**EXERCISE DESCRIPTION**
Pull every line holding the string "with" from the records below.

**INPUT MATERIAL**
--*--

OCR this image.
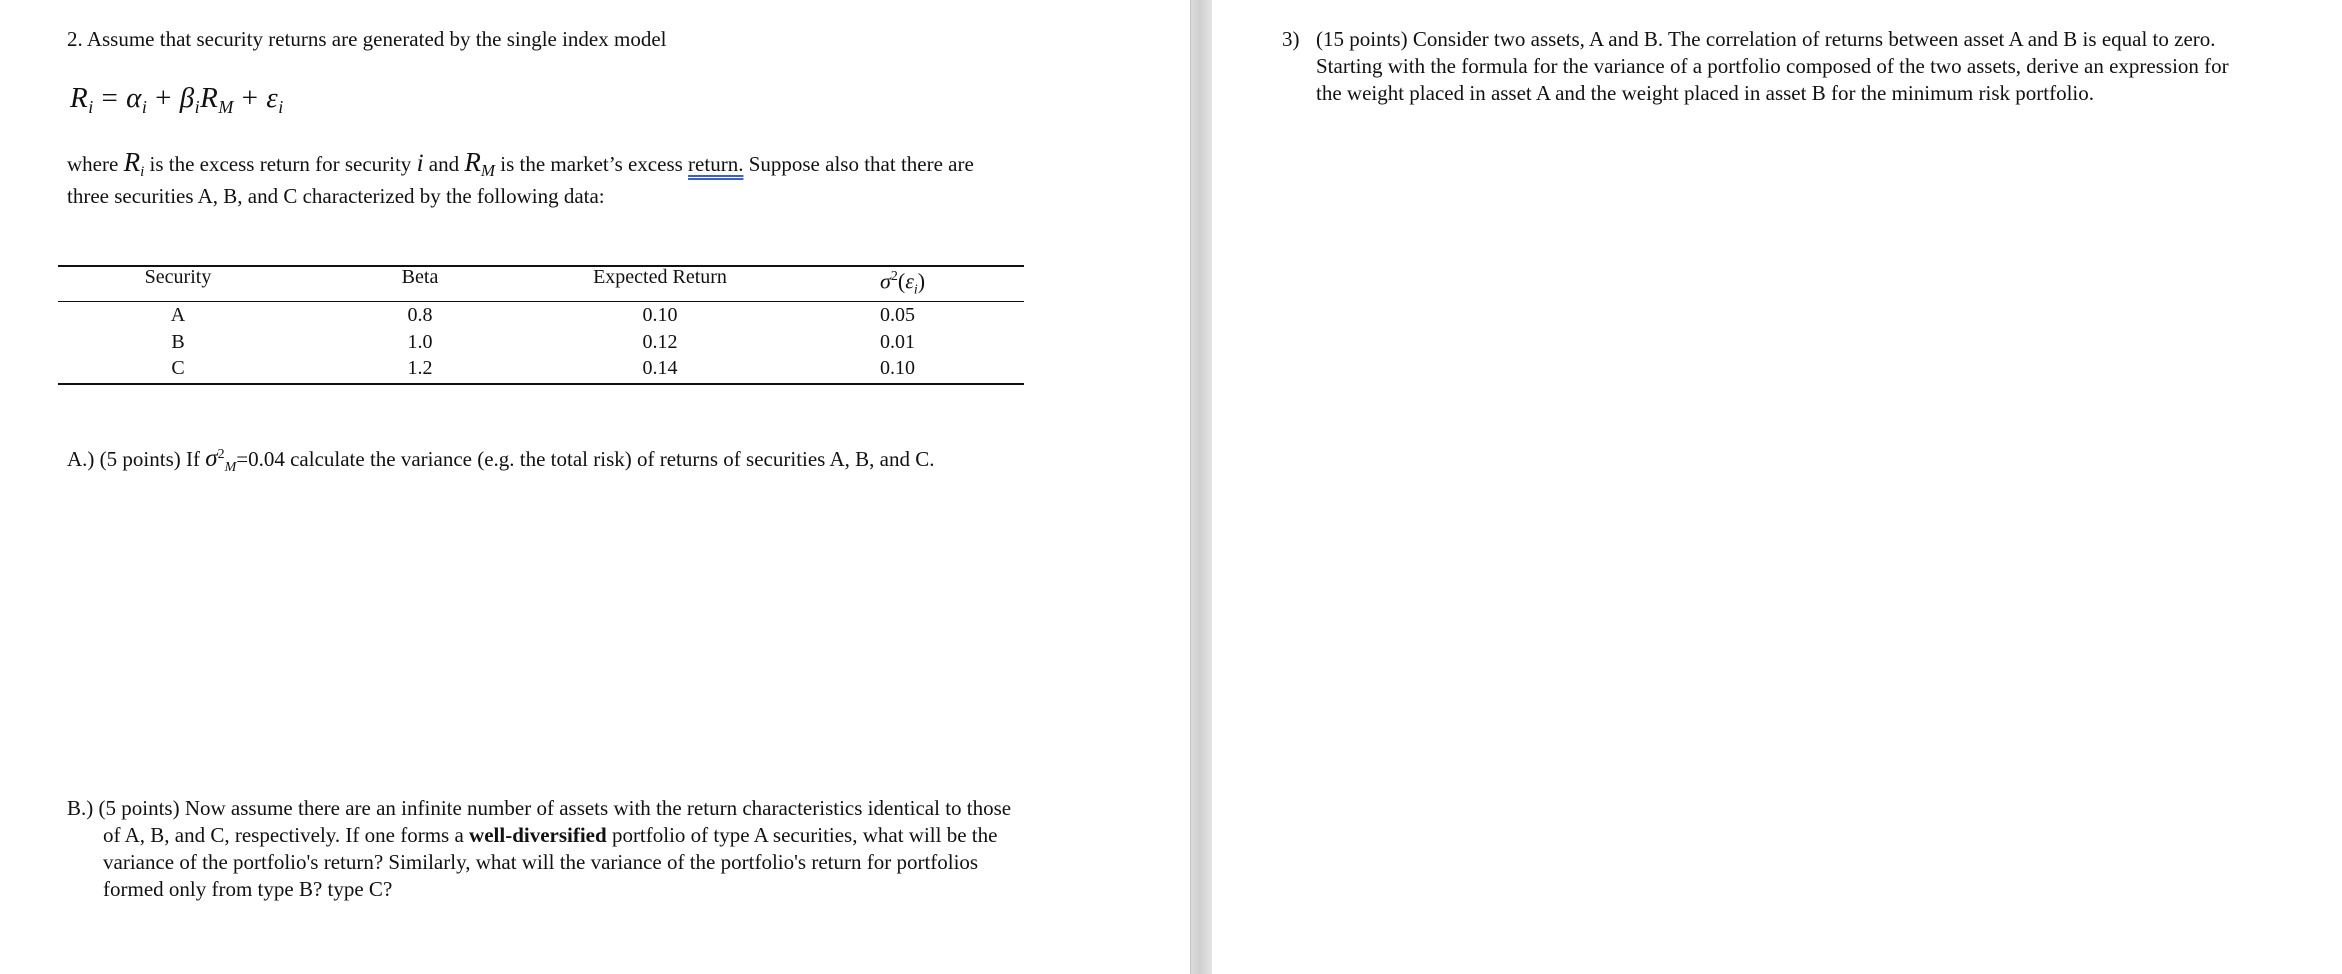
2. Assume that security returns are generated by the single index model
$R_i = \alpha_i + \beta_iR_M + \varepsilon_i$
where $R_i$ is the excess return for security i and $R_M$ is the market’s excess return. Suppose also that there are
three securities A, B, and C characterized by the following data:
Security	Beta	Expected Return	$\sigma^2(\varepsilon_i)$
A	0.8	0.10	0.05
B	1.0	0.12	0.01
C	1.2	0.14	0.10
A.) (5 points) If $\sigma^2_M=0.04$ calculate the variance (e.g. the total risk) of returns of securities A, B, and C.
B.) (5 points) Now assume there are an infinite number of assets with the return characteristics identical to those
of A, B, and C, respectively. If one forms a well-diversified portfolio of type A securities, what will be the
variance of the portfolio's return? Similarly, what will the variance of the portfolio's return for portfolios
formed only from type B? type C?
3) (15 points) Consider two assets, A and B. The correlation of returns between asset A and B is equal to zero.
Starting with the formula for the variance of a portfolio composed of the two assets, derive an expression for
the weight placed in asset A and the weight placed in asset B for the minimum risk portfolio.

--*--

**IN RESPONSE**
B.) (5 points) Now assume there are an infinite number of assets with the return characteristics identical to those
Starting with the formula for the variance of a portfolio composed of the two assets, derive an expression for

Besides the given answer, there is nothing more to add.